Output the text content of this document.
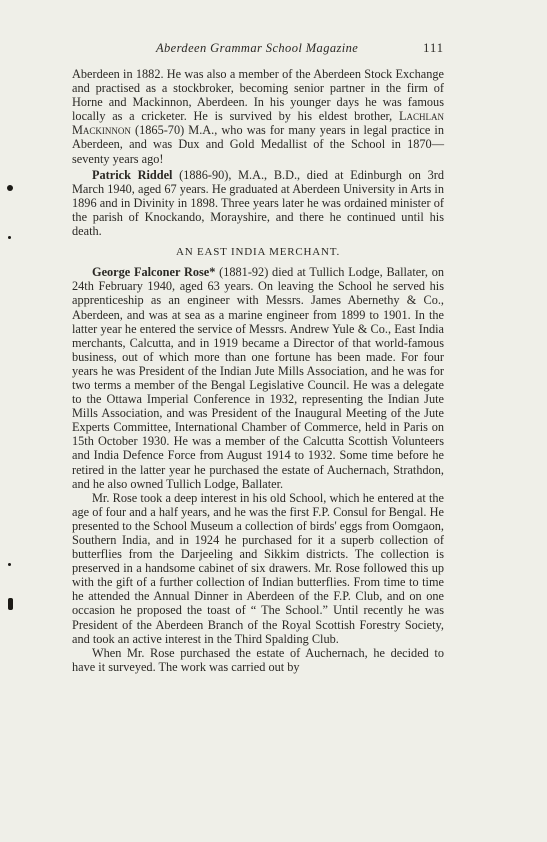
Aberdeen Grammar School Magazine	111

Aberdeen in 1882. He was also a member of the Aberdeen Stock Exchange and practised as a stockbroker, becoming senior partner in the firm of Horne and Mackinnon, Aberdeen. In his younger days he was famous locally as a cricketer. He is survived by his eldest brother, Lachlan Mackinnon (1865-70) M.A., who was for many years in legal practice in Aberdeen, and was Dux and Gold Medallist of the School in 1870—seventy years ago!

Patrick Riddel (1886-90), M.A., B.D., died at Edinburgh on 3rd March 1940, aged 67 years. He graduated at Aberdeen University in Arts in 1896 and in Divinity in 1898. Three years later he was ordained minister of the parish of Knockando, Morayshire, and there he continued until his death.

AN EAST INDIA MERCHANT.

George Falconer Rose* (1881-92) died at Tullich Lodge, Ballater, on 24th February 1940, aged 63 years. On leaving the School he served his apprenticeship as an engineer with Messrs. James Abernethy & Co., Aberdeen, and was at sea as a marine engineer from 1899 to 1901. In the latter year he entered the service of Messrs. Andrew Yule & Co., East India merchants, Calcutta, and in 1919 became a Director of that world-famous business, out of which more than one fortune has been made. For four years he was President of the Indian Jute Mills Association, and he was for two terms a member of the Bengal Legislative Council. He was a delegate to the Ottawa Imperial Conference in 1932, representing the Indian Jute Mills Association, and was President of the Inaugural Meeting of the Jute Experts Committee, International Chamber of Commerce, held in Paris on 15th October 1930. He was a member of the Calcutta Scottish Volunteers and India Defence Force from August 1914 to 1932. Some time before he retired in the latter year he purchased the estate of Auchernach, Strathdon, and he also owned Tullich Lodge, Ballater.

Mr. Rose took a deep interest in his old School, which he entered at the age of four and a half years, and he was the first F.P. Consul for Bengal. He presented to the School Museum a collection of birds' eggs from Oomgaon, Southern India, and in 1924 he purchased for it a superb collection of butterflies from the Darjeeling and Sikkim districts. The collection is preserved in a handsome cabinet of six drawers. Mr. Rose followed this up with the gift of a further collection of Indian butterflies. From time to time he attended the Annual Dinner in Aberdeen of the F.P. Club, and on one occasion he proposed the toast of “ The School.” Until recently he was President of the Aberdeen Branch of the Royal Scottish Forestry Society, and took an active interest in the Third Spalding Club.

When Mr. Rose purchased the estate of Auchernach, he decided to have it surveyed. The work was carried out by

════════

**EXERCISE AIM:**
Return every line of the records exactly as given, pictures excluded.

**RESPONSE TO THIS EXERCISE:**
Output the text content of this document.
Aberdeen Grammar School Magazine	111

Aberdeen in 1882. He was also a member of the Aberdeen Stock Exchange and practised as a stockbroker, becoming senior partner in the firm of Horne and Mackinnon, Aberdeen. In his younger days he was famous locally as a cricketer. He is survived by his eldest brother, Lachlan Mackinnon (1865-70) M.A., who was for many years in legal practice in Aberdeen, and was Dux and Gold Medallist of the School in 1870—seventy years ago!

Patrick Riddel (1886-90), M.A., B.D., died at Edinburgh on 3rd March 1940, aged 67 years. He graduated at Aberdeen University in Arts in 1896 and in Divinity in 1898. Three years later he was ordained minister of the parish of Knockando, Morayshire, and there he continued until his death.

AN EAST INDIA MERCHANT.

George Falconer Rose* (1881-92) died at Tullich Lodge, Ballater, on 24th February 1940, aged 63 years. On leaving the School he served his apprenticeship as an engineer with Messrs. James Abernethy & Co., Aberdeen, and was at sea as a marine engineer from 1899 to 1901. In the latter year he entered the service of Messrs. Andrew Yule & Co., East India merchants, Calcutta, and in 1919 became a Director of that world-famous business, out of which more than one fortune has been made. For four years he was President of the Indian Jute Mills Association, and he was for two terms a member of the Bengal Legislative Council. He was a delegate to the Ottawa Imperial Conference in 1932, representing the Indian Jute Mills Association, and was President of the Inaugural Meeting of the Jute Experts Committee, International Chamber of Commerce, held in Paris on 15th October 1930. He was a member of the Calcutta Scottish Volunteers and India Defence Force from August 1914 to 1932. Some time before he retired in the latter year he purchased the estate of Auchernach, Strathdon, and he also owned Tullich Lodge, Ballater.

Mr. Rose took a deep interest in his old School, which he entered at the age of four and a half years, and he was the first F.P. Consul for Bengal. He presented to the School Museum a collection of birds' eggs from Oomgaon, Southern India, and in 1924 he purchased for it a superb collection of butterflies from the Darjeeling and Sikkim districts. The collection is preserved in a handsome cabinet of six drawers. Mr. Rose followed this up with the gift of a further collection of Indian butterflies. From time to time he attended the Annual Dinner in Aberdeen of the F.P. Club, and on one occasion he proposed the toast of “ The School.” Until recently he was President of the Aberdeen Branch of the Royal Scottish Forestry Society, and took an active interest in the Third Spalding Club.

When Mr. Rose purchased the estate of Auchernach, he decided to have it surveyed. The work was carried out by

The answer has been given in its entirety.